DIRECTIONS FOR THIS TASK: Isolate every line in the data with the string "here" and copy it.

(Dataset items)
>>>

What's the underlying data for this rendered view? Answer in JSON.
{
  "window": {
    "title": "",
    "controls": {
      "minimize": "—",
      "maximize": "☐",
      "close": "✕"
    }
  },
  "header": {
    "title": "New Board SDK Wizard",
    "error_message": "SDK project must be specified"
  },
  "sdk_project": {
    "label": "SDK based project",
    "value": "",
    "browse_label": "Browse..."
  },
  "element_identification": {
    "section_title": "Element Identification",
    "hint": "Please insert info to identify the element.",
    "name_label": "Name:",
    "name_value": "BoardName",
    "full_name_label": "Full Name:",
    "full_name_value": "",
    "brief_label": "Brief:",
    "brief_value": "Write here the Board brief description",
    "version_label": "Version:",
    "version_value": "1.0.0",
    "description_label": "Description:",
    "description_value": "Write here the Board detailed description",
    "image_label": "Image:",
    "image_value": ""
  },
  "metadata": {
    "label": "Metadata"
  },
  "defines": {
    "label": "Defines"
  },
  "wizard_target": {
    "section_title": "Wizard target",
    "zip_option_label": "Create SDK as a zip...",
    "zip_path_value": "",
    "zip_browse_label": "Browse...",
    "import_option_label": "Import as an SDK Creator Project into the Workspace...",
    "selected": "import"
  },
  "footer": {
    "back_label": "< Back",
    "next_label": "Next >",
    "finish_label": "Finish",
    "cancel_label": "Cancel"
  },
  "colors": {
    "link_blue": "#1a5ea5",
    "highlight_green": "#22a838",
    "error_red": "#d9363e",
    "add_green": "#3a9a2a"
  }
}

<<<
>>>

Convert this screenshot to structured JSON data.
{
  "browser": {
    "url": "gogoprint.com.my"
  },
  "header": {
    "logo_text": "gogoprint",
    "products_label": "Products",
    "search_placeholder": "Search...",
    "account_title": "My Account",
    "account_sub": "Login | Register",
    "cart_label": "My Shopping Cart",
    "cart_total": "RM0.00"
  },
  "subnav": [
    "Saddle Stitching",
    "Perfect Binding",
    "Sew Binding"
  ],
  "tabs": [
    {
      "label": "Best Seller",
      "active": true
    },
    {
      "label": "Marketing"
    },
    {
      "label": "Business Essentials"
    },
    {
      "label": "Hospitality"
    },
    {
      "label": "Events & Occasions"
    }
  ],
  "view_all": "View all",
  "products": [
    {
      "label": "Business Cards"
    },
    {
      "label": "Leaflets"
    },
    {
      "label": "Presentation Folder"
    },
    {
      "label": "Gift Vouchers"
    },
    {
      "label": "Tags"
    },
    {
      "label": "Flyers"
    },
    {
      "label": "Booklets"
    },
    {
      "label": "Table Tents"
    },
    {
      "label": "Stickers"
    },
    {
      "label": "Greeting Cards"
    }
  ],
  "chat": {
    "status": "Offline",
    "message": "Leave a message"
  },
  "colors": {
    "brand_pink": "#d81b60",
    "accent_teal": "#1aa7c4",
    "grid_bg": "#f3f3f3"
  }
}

<<<

REPLY:
    "brief_value": "Write here the Board brief description",
    "description_value": "Write here the Board detailed description",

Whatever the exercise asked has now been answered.